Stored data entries
==================================================

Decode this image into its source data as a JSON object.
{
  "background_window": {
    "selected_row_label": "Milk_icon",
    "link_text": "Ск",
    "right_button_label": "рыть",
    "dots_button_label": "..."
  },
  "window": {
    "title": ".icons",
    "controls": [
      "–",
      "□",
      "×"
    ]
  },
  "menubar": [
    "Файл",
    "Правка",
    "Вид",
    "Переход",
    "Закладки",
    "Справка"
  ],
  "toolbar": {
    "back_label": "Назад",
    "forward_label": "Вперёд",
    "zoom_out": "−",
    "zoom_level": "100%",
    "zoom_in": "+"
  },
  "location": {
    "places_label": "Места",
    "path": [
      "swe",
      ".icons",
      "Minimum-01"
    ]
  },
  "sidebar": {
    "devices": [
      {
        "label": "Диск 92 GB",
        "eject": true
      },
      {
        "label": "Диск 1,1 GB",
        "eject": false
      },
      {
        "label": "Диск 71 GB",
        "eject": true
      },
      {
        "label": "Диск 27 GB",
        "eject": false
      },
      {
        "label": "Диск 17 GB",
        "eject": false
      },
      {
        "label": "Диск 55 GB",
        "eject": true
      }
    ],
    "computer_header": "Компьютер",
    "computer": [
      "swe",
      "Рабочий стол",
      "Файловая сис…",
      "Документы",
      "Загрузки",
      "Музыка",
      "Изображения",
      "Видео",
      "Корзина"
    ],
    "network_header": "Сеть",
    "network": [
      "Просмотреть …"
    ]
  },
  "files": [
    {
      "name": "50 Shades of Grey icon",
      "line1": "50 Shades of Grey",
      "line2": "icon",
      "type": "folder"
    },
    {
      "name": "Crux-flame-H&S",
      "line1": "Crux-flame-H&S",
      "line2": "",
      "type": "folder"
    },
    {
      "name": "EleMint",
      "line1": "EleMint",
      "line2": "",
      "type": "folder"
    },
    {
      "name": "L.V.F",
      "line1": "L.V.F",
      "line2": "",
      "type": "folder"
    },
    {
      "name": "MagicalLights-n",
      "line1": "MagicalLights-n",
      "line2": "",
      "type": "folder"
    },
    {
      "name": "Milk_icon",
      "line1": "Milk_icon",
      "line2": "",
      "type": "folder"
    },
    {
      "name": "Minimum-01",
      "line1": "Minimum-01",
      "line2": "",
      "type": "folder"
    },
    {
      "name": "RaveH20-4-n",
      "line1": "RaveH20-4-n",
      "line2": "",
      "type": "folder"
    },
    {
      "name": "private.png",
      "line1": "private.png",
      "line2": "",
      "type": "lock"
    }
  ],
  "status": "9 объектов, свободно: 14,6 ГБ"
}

==================================================

EXERCISE. From the records above, extract every line exactly as it stands.

SOLUTION BELOW.
Decode this image into its source data as a JSON object.
{
  "background_window": {
    "selected_row_label": "Milk_icon",
    "link_text": "Ск",
    "right_button_label": "рыть",
    "dots_button_label": "..."
  },
  "window": {
    "title": ".icons",
    "controls": [
      "–",
      "□",
      "×"
    ]
  },
  "menubar": [
    "Файл",
    "Правка",
    "Вид",
    "Переход",
    "Закладки",
    "Справка"
  ],
  "toolbar": {
    "back_label": "Назад",
    "forward_label": "Вперёд",
    "zoom_out": "−",
    "zoom_level": "100%",
    "zoom_in": "+"
  },
  "location": {
    "places_label": "Места",
    "path": [
      "swe",
      ".icons",
      "Minimum-01"
    ]
  },
  "sidebar": {
    "devices": [
      {
        "label": "Диск 92 GB",
        "eject": true
      },
      {
        "label": "Диск 1,1 GB",
        "eject": false
      },
      {
        "label": "Диск 71 GB",
        "eject": true
      },
      {
        "label": "Диск 27 GB",
        "eject": false
      },
      {
        "label": "Диск 17 GB",
        "eject": false
      },
      {
        "label": "Диск 55 GB",
        "eject": true
      }
    ],
    "computer_header": "Компьютер",
    "computer": [
      "swe",
      "Рабочий стол",
      "Файловая сис…",
      "Документы",
      "Загрузки",
      "Музыка",
      "Изображения",
      "Видео",
      "Корзина"
    ],
    "network_header": "Сеть",
    "network": [
      "Просмотреть …"
    ]
  },
  "files": [
    {
      "name": "50 Shades of Grey icon",
      "line1": "50 Shades of Grey",
      "line2": "icon",
      "type": "folder"
    },
    {
      "name": "Crux-flame-H&S",
      "line1": "Crux-flame-H&S",
      "line2": "",
      "type": "folder"
    },
    {
      "name": "EleMint",
      "line1": "EleMint",
      "line2": "",
      "type": "folder"
    },
    {
      "name": "L.V.F",
      "line1": "L.V.F",
      "line2": "",
      "type": "folder"
    },
    {
      "name": "MagicalLights-n",
      "line1": "MagicalLights-n",
      "line2": "",
      "type": "folder"
    },
    {
      "name": "Milk_icon",
      "line1": "Milk_icon",
      "line2": "",
      "type": "folder"
    },
    {
      "name": "Minimum-01",
      "line1": "Minimum-01",
      "line2": "",
      "type": "folder"
    },
    {
      "name": "RaveH20-4-n",
      "line1": "RaveH20-4-n",
      "line2": "",
      "type": "folder"
    },
    {
      "name": "private.png",
      "line1": "private.png",
      "line2": "",
      "type": "lock"
    }
  ],
  "status": "9 объектов, свободно: 14,6 ГБ"
}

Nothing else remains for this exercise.